STATED PROBLEM:
Select every line containing the word "Solar" from the material, and copy those lines.

(Some records)
= = = = = = =

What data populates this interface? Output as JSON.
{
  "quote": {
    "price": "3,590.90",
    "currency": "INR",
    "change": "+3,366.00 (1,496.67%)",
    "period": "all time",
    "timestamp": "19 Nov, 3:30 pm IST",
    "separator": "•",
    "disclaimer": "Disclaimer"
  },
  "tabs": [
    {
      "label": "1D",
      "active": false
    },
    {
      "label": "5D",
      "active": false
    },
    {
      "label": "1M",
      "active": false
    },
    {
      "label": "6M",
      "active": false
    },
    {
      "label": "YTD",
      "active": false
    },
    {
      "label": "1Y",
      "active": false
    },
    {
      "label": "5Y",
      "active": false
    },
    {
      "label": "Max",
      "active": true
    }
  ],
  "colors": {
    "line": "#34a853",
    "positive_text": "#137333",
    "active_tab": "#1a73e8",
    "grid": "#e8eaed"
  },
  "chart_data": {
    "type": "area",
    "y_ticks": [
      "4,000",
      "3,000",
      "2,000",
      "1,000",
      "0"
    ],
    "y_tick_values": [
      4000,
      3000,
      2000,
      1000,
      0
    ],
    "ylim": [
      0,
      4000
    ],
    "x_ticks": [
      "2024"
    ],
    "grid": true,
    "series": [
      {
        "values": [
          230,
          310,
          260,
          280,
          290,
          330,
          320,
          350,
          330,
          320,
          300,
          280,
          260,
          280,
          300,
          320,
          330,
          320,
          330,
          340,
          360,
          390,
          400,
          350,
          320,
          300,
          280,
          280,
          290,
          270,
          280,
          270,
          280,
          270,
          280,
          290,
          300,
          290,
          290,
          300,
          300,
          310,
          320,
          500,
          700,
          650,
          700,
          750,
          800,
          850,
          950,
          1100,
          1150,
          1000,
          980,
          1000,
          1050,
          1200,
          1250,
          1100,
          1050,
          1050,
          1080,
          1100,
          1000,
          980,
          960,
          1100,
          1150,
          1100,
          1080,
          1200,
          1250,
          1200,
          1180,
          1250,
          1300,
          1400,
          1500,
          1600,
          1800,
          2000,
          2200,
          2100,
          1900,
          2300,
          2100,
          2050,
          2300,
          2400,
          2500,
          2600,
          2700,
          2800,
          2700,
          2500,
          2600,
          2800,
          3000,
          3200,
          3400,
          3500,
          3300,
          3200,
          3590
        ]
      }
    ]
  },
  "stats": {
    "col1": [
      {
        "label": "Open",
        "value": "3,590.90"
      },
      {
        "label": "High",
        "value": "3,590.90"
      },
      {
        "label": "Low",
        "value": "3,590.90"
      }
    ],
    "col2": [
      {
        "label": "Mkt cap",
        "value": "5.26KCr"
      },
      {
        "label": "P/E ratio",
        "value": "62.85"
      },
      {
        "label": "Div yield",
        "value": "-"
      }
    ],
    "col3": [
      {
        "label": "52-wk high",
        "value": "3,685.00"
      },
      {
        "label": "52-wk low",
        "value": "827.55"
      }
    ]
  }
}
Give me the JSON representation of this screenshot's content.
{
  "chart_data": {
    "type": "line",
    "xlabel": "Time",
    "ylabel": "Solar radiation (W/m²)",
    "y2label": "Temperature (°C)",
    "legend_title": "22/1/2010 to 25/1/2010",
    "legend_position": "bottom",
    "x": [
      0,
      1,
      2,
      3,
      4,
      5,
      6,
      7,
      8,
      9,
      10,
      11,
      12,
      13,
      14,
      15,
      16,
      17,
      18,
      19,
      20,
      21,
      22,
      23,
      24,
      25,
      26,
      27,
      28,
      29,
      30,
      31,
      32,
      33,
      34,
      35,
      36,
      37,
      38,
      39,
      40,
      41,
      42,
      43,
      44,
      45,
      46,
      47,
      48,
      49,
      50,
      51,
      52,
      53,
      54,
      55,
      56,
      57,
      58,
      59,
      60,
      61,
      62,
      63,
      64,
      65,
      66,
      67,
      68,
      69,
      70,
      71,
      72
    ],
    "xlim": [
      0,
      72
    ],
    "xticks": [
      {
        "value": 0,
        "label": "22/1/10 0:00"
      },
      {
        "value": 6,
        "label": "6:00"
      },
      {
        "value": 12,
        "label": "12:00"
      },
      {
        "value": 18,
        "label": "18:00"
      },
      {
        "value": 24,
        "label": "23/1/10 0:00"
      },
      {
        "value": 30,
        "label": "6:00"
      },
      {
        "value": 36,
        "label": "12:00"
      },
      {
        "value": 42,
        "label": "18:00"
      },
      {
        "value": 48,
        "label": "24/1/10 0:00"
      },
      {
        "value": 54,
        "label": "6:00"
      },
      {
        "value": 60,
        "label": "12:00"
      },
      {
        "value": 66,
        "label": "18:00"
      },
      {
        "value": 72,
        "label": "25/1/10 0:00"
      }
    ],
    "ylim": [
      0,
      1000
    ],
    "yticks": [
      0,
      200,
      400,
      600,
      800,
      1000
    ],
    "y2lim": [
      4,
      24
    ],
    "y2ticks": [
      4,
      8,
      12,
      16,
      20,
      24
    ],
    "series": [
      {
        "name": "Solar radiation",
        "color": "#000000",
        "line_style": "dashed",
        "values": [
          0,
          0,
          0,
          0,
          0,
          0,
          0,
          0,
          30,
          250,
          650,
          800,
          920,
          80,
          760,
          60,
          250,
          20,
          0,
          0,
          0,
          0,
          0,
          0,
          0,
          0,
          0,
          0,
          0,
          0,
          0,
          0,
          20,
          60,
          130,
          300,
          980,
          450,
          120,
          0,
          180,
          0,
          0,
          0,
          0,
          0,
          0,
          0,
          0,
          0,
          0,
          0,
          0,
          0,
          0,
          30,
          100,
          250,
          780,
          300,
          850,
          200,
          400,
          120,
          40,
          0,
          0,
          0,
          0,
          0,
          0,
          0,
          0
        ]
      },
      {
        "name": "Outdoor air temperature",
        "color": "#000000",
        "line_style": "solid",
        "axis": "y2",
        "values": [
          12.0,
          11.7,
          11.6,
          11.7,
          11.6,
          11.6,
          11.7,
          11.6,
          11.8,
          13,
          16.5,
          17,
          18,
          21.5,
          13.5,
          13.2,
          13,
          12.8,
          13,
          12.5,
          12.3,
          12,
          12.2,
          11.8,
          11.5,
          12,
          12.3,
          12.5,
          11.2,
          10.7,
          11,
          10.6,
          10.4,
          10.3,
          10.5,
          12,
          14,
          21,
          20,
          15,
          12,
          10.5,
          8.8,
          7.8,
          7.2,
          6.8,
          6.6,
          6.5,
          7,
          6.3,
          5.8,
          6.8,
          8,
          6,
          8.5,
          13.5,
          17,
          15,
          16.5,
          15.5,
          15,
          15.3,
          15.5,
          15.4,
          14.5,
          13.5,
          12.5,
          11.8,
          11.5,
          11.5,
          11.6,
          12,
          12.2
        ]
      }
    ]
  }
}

= = = = = = =

SOLVED PROBLEM:
    "ylabel": "Solar radiation (W/m²)",
        "name": "Solar radiation",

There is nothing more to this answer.